**Set problem:** Copy every line that contains the string "which" from the entries below.

**Recorded information:**
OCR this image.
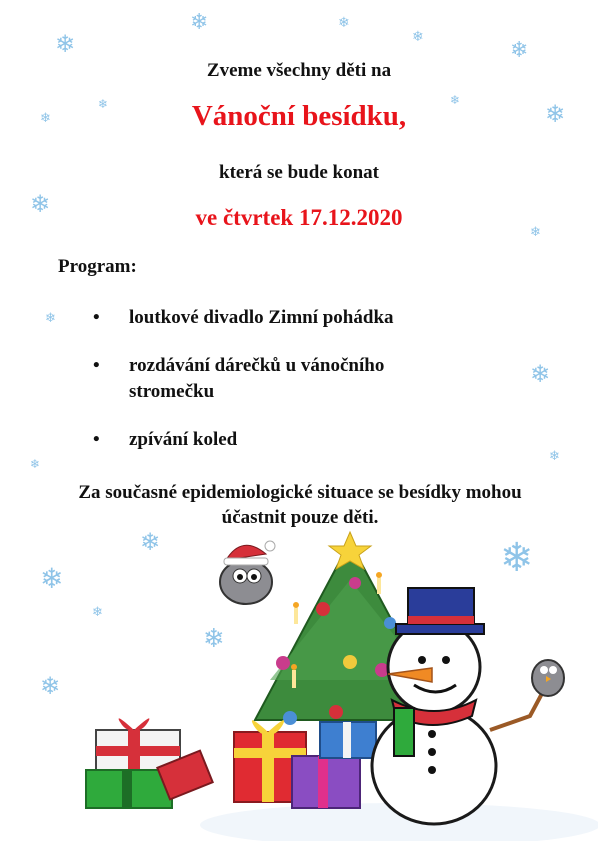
❄
❄	❄
❄
❄
❄
❄	❄
❄
❄
❄
❄
❄
❄	❄
❄
❄	❄
❄
❄
❄
Zveme všechny děti na
Vánoční besídku,
která se bude konat
ve čtvrtek 17.12.2020
Program:
• loutkové divadlo Zimní pohádka
• rozdávání dárečků u vánočního stromečku
• zpívání koled
Za současné epidemiologické situace se besídky mohou účastnit pouze děti.
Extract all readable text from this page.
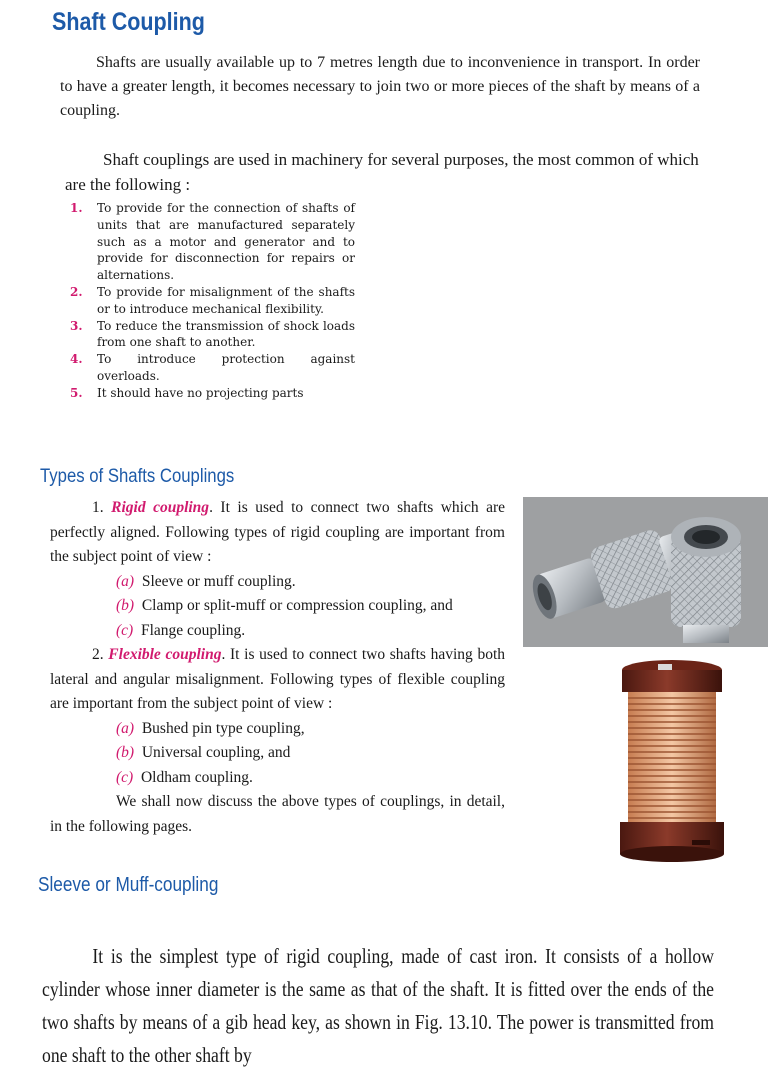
Shaft Coupling

Shafts are usually available up to 7 metres length due to inconvenience in transport. In order to have a greater length, it becomes necessary to join two or more pieces of the shaft by means of a coupling.

Shaft couplings are used in machinery for several purposes, the most common of which are the following :

1. To provide for the connection of shafts of units that are manufactured separately such as a motor and generator and to provide for disconnection for repairs or alternations.
2. To provide for misalignment of the shafts or to introduce mechanical flexibility.
3. To reduce the transmission of shock loads from one shaft to another.
4. To introduce protection against overloads.
5. It should have no projecting parts
Types of Shafts Couplings

1. Rigid coupling. It is used to connect two shafts which are perfectly aligned. Following types of rigid coupling are important from the subject point of view :

(a) Sleeve or muff coupling.

(b) Clamp or split-muff or compression coupling, and

(c) Flange coupling.

2. Flexible coupling. It is used to connect two shafts having both lateral and angular misalignment. Following types of flexible coupling are important from the subject point of view :

(a) Bushed pin type coupling,

(b) Universal coupling, and

(c) Oldham coupling.

We shall now discuss the above types of couplings, in detail, in the following pages.

Sleeve or Muff-coupling

It is the simplest type of rigid coupling, made of cast iron. It consists of a hollow cylinder whose inner diameter is the same as that of the shaft. It is fitted over the ends of the two shafts by means of a gib head key, as shown in Fig. 13.10. The power is transmitted from one shaft to the other shaft by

**Answer to this exercise:**
Shaft couplings are used in machinery for several purposes, the most common of which are the following :
1. Rigid coupling. It is used to connect two shafts which are perfectly aligned. Following types of rigid coupling are important from the subject point of view :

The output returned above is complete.